> _Given data_:

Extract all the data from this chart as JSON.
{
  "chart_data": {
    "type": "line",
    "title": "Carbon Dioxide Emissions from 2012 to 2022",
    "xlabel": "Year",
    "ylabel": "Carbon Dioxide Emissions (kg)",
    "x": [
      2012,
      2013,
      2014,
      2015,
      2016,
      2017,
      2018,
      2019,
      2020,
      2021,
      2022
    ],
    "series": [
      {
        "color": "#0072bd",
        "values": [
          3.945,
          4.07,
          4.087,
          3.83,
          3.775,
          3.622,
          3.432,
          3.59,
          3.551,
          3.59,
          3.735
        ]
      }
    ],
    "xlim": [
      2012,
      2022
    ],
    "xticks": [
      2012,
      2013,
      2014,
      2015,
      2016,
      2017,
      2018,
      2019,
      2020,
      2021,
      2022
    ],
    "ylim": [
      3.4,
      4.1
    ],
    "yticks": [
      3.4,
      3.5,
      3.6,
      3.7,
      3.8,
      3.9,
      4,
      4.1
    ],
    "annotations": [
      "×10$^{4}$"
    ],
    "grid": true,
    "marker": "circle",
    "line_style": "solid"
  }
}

> _Exercise task_: Each line above that includes "from" counts once; state the total and nothing more.

> _Task response_: 2